(Data records)
--- begin ---

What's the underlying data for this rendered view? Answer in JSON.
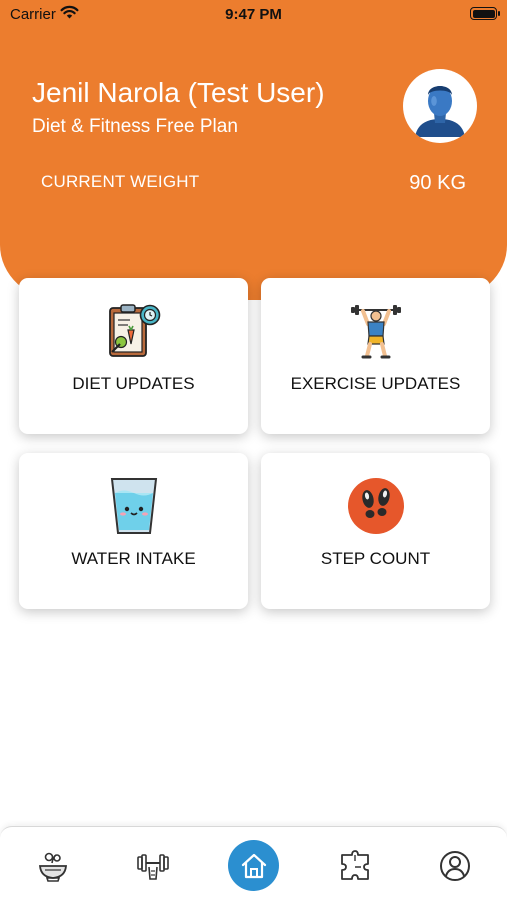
{
  "status_bar": {
    "carrier": "Carrier",
    "time": "9:47 PM"
  },
  "profile": {
    "name": "Jenil Narola (Test User)",
    "plan": "Diet & Fitness Free Plan",
    "weight_label": "CURRENT WEIGHT",
    "weight_value": "90 KG",
    "avatar_icon": "user-avatar-icon"
  },
  "cards": [
    {
      "label": "DIET UPDATES",
      "icon": "diet-clipboard-icon"
    },
    {
      "label": "EXERCISE UPDATES",
      "icon": "weightlifter-icon"
    },
    {
      "label": "WATER INTAKE",
      "icon": "water-glass-icon"
    },
    {
      "label": "STEP COUNT",
      "icon": "footsteps-icon"
    }
  ],
  "tab_bar": {
    "tabs": [
      {
        "icon": "food-bowl-icon",
        "active": false
      },
      {
        "icon": "dumbbell-icon",
        "active": false
      },
      {
        "icon": "home-icon",
        "active": true
      },
      {
        "icon": "puzzle-icon",
        "active": false
      },
      {
        "icon": "profile-icon",
        "active": false
      }
    ]
  },
  "colors": {
    "header": "#ec7d2e",
    "accent": "#2b8fd0",
    "step_icon_bg": "#e6572b"
  }
}
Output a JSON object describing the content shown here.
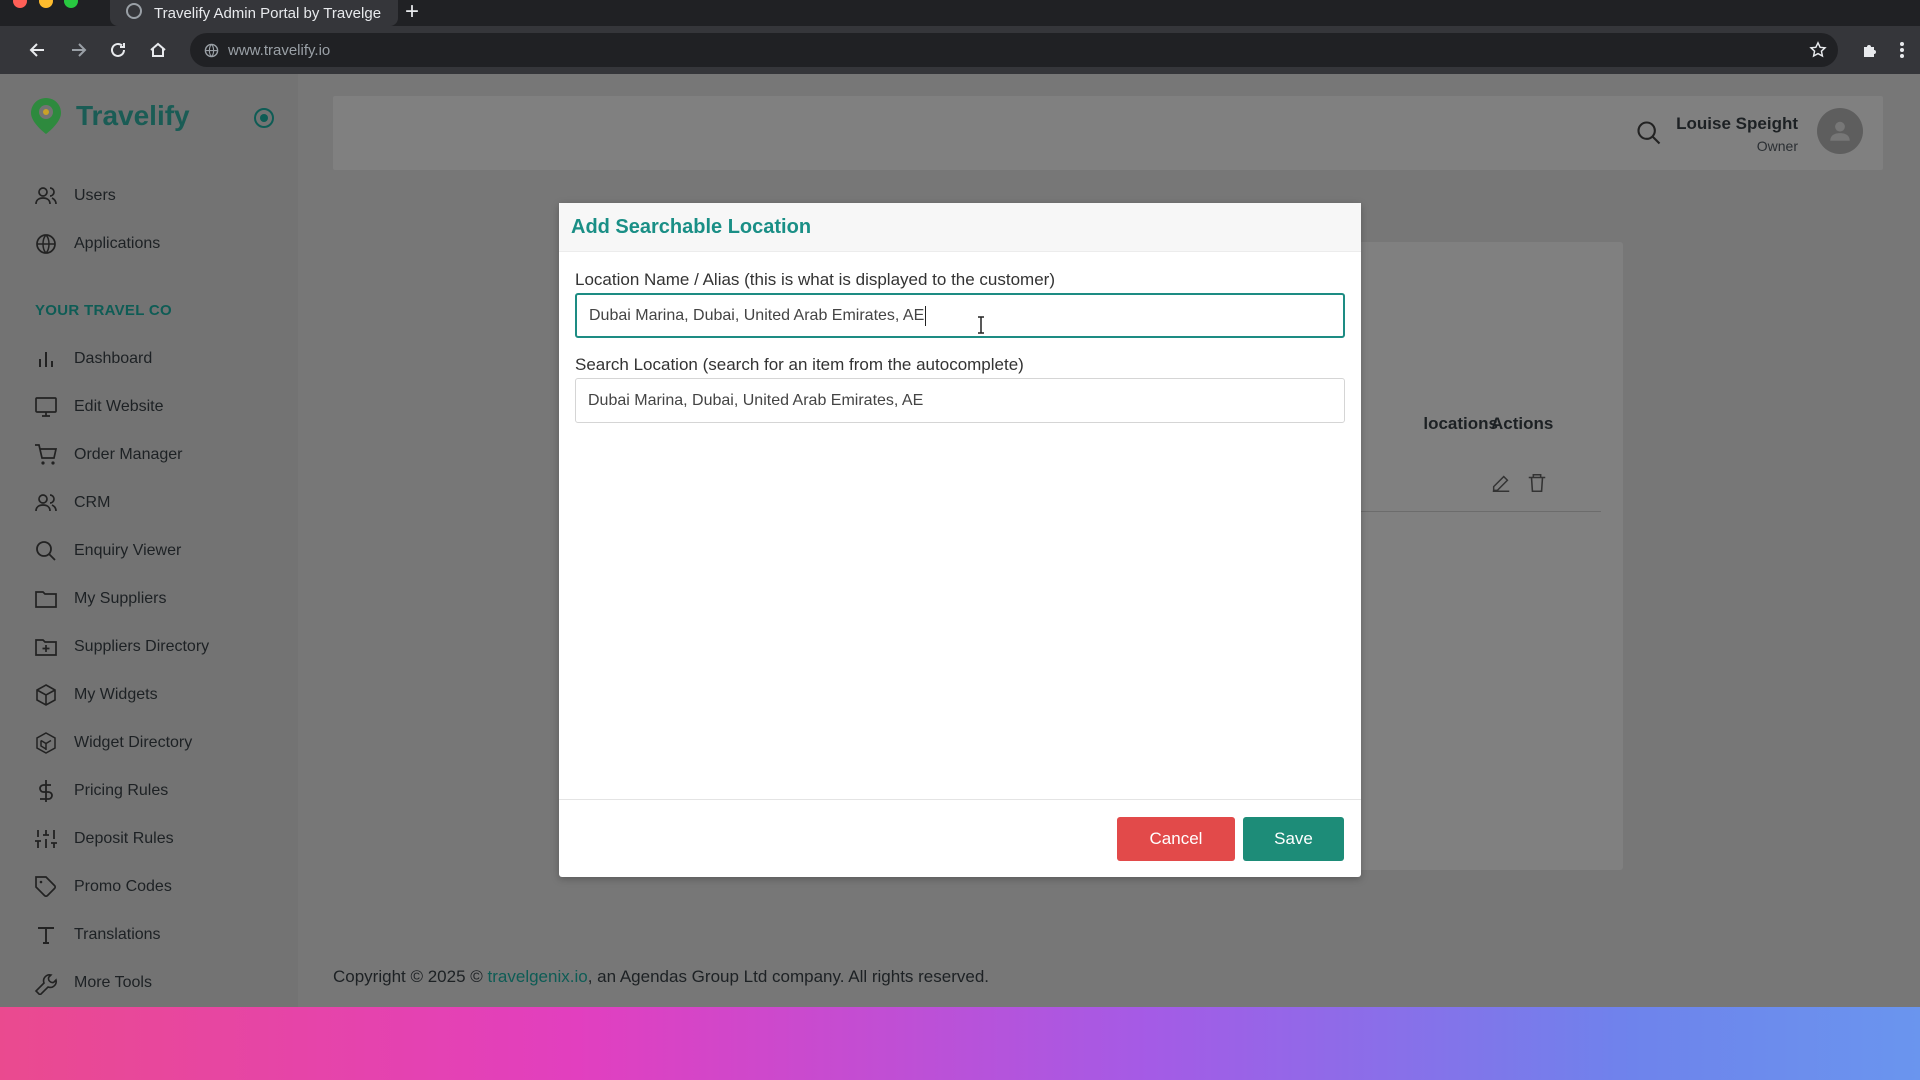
{
  "browser": {
    "tab_title": "Travelify Admin Portal by Travelge",
    "url": "www.travelify.io"
  },
  "brand": {
    "name": "Travelify"
  },
  "sidebar": {
    "top_items": [
      {
        "label": "Users",
        "icon": "users-icon"
      },
      {
        "label": "Applications",
        "icon": "globe-icon"
      }
    ],
    "section_title": "YOUR TRAVEL CO",
    "items": [
      {
        "label": "Dashboard",
        "icon": "bar-chart-icon"
      },
      {
        "label": "Edit Website",
        "icon": "monitor-icon"
      },
      {
        "label": "Order Manager",
        "icon": "cart-icon"
      },
      {
        "label": "CRM",
        "icon": "users-icon"
      },
      {
        "label": "Enquiry Viewer",
        "icon": "search-icon"
      },
      {
        "label": "My Suppliers",
        "icon": "folder-icon"
      },
      {
        "label": "Suppliers Directory",
        "icon": "folder-plus-icon"
      },
      {
        "label": "My Widgets",
        "icon": "box-icon"
      },
      {
        "label": "Widget Directory",
        "icon": "boxes-icon"
      },
      {
        "label": "Pricing Rules",
        "icon": "dollar-icon"
      },
      {
        "label": "Deposit Rules",
        "icon": "sliders-icon"
      },
      {
        "label": "Promo Codes",
        "icon": "tag-icon"
      },
      {
        "label": "Translations",
        "icon": "type-icon"
      },
      {
        "label": "More Tools",
        "icon": "wrench-icon"
      }
    ]
  },
  "header": {
    "user_name": "Louise Speight",
    "user_role": "Owner"
  },
  "background_table": {
    "col_locations": "locations",
    "col_actions": "Actions"
  },
  "footer": {
    "prefix": "Copyright © 2025 © ",
    "link": "travelgenix.io",
    "suffix": ", an Agendas Group Ltd company. All rights reserved."
  },
  "modal": {
    "title": "Add Searchable Location",
    "name_label": "Location Name / Alias (this is what is displayed to the customer)",
    "name_value": "Dubai Marina, Dubai, United Arab Emirates, AE",
    "search_label": "Search Location (search for an item from the autocomplete)",
    "search_value": "Dubai Marina, Dubai, United Arab Emirates, AE",
    "cancel_label": "Cancel",
    "save_label": "Save"
  },
  "colors": {
    "accent": "#1d8c83",
    "cancel": "#e24a4a",
    "save": "#1d8c78"
  }
}
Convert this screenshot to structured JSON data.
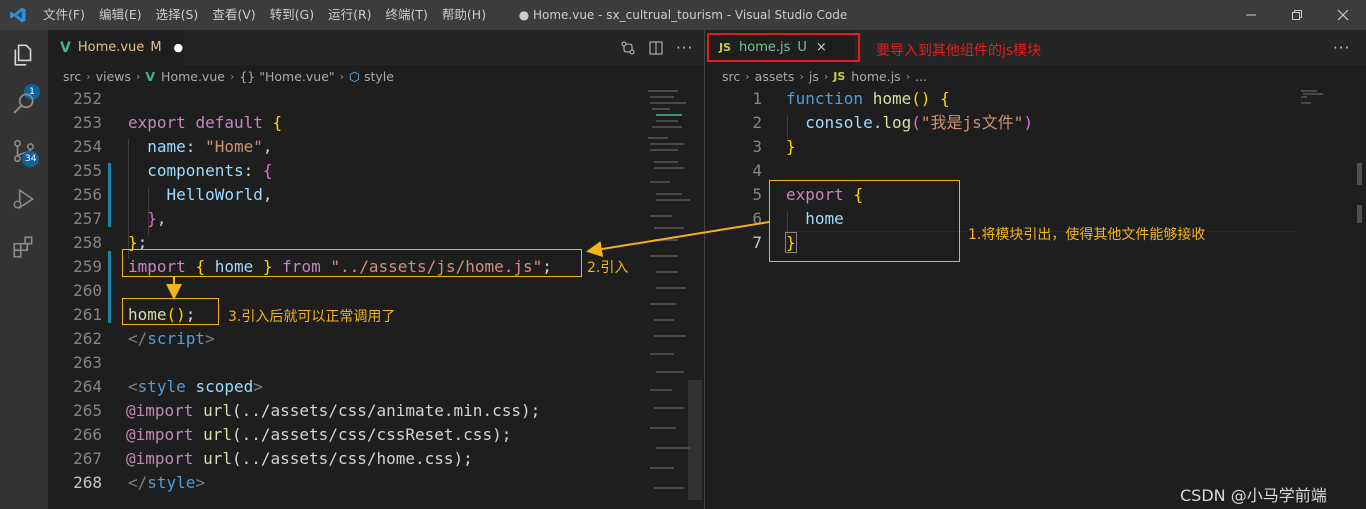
{
  "menu": [
    "文件(F)",
    "编辑(E)",
    "选择(S)",
    "查看(V)",
    "转到(G)",
    "运行(R)",
    "终端(T)",
    "帮助(H)"
  ],
  "window_title": "● Home.vue - sx_cultrual_tourism - Visual Studio Code",
  "activity_badges": {
    "explorer": "1",
    "source_control": "34"
  },
  "left_editor": {
    "tab": {
      "icon": "V",
      "label": "Home.vue",
      "status": "M",
      "dirty": "●"
    },
    "breadcrumb": [
      "src",
      "views",
      "Home.vue",
      "{} \"Home.vue\"",
      "style"
    ],
    "line_numbers": [
      "252",
      "253",
      "254",
      "255",
      "256",
      "257",
      "258",
      "259",
      "260",
      "261",
      "262",
      "263",
      "264",
      "265",
      "266",
      "267",
      "268"
    ]
  },
  "right_editor": {
    "tab": {
      "icon": "JS",
      "label": "home.js",
      "status": "U"
    },
    "breadcrumb": [
      "src",
      "assets",
      "js",
      "home.js",
      "..."
    ],
    "line_numbers": [
      "1",
      "2",
      "3",
      "4",
      "5",
      "6",
      "7"
    ]
  },
  "annotations": {
    "tab_note": "要导入到其他组件的js模块",
    "step1": "1.将模块引出，使得其他文件能够接收",
    "step2": "2.引入",
    "step3": "3.引入后就可以正常调用了"
  },
  "watermark": "CSDN @小马学前端",
  "colors": {
    "annotation": "#f2b416",
    "highlight_red": "#e51c1c",
    "badge": "#0e639c"
  }
}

--- end ---

**WORK INSTRUCTIONS:** Go through the entries above and output them exactly, without pictures.

**SOLUTION TO THIS EXERCISE:**
What's the underlying data for this rendered view? Answer in JSON.
{
  "status_bar": {
    "carrier": "Carrier",
    "time": "9:47 PM"
  },
  "profile": {
    "name": "Jenil Narola (Test User)",
    "plan": "Diet & Fitness Free Plan",
    "weight_label": "CURRENT WEIGHT",
    "weight_value": "90 KG",
    "avatar_icon": "user-avatar-icon"
  },
  "cards": [
    {
      "label": "DIET UPDATES",
      "icon": "diet-clipboard-icon"
    },
    {
      "label": "EXERCISE UPDATES",
      "icon": "weightlifter-icon"
    },
    {
      "label": "WATER INTAKE",
      "icon": "water-glass-icon"
    },
    {
      "label": "STEP COUNT",
      "icon": "footsteps-icon"
    }
  ],
  "tab_bar": {
    "tabs": [
      {
        "icon": "food-bowl-icon",
        "active": false
      },
      {
        "icon": "dumbbell-icon",
        "active": false
      },
      {
        "icon": "home-icon",
        "active": true
      },
      {
        "icon": "puzzle-icon",
        "active": false
      },
      {
        "icon": "profile-icon",
        "active": false
      }
    ]
  },
  "colors": {
    "header": "#ec7d2e",
    "accent": "#2b8fd0",
    "step_icon_bg": "#e6572b"
  }
}
Output a JSON object describing the content shown here.
{
  "browser": {
    "tab_title": "Travelify Admin Portal by Travelge",
    "url": "www.travelify.io"
  },
  "brand": {
    "name": "Travelify"
  },
  "sidebar": {
    "top_items": [
      {
        "label": "Users",
        "icon": "users-icon"
      },
      {
        "label": "Applications",
        "icon": "globe-icon"
      }
    ],
    "section_title": "YOUR TRAVEL CO",
    "items": [
      {
        "label": "Dashboard",
        "icon": "bar-chart-icon"
      },
      {
        "label": "Edit Website",
        "icon": "monitor-icon"
      },
      {
        "label": "Order Manager",
        "icon": "cart-icon"
      },
      {
        "label": "CRM",
        "icon": "users-icon"
      },
      {
        "label": "Enquiry Viewer",
        "icon": "search-icon"
      },
      {
        "label": "My Suppliers",
        "icon": "folder-icon"
      },
      {
        "label": "Suppliers Directory",
        "icon": "folder-plus-icon"
      },
      {
        "label": "My Widgets",
        "icon": "box-icon"
      },
      {
        "label": "Widget Directory",
        "icon": "boxes-icon"
      },
      {
        "label": "Pricing Rules",
        "icon": "dollar-icon"
      },
      {
        "label": "Deposit Rules",
        "icon": "sliders-icon"
      },
      {
        "label": "Promo Codes",
        "icon": "tag-icon"
      },
      {
        "label": "Translations",
        "icon": "type-icon"
      },
      {
        "label": "More Tools",
        "icon": "wrench-icon"
      }
    ]
  },
  "header": {
    "user_name": "Louise Speight",
    "user_role": "Owner"
  },
  "background_table": {
    "col_locations": "locations",
    "col_actions": "Actions"
  },
  "footer": {
    "prefix": "Copyright © 2025 © ",
    "link": "travelgenix.io",
    "suffix": ", an Agendas Group Ltd company. All rights reserved."
  },
  "modal": {
    "title": "Add Searchable Location",
    "name_label": "Location Name / Alias (this is what is displayed to the customer)",
    "name_value": "Dubai Marina, Dubai, United Arab Emirates, AE",
    "search_label": "Search Location (search for an item from the autocomplete)",
    "search_value": "Dubai Marina, Dubai, United Arab Emirates, AE",
    "cancel_label": "Cancel",
    "save_label": "Save"
  },
  "colors": {
    "accent": "#1d8c83",
    "cancel": "#e24a4a",
    "save": "#1d8c78"
  }
}
Convert this screenshot to structured JSON data.
{
  "menu": [
    "文件(F)",
    "编辑(E)",
    "选择(S)",
    "查看(V)",
    "转到(G)",
    "运行(R)",
    "终端(T)",
    "帮助(H)"
  ],
  "window_title": "● Home.vue - sx_cultrual_tourism - Visual Studio Code",
  "activity_badges": {
    "explorer": "1",
    "source_control": "34"
  },
  "left_editor": {
    "tab": {
      "icon": "V",
      "label": "Home.vue",
      "status": "M",
      "dirty": "●"
    },
    "breadcrumb": [
      "src",
      "views",
      "Home.vue",
      "{} \"Home.vue\"",
      "style"
    ],
    "line_numbers": [
      "252",
      "253",
      "254",
      "255",
      "256",
      "257",
      "258",
      "259",
      "260",
      "261",
      "262",
      "263",
      "264",
      "265",
      "266",
      "267",
      "268"
    ]
  },
  "right_editor": {
    "tab": {
      "icon": "JS",
      "label": "home.js",
      "status": "U"
    },
    "breadcrumb": [
      "src",
      "assets",
      "js",
      "home.js",
      "..."
    ],
    "line_numbers": [
      "1",
      "2",
      "3",
      "4",
      "5",
      "6",
      "7"
    ]
  },
  "annotations": {
    "tab_note": "要导入到其他组件的js模块",
    "step1": "1.将模块引出，使得其他文件能够接收",
    "step2": "2.引入",
    "step3": "3.引入后就可以正常调用了"
  },
  "watermark": "CSDN @小马学前端",
  "colors": {
    "annotation": "#f2b416",
    "highlight_red": "#e51c1c",
    "badge": "#0e639c"
  }
}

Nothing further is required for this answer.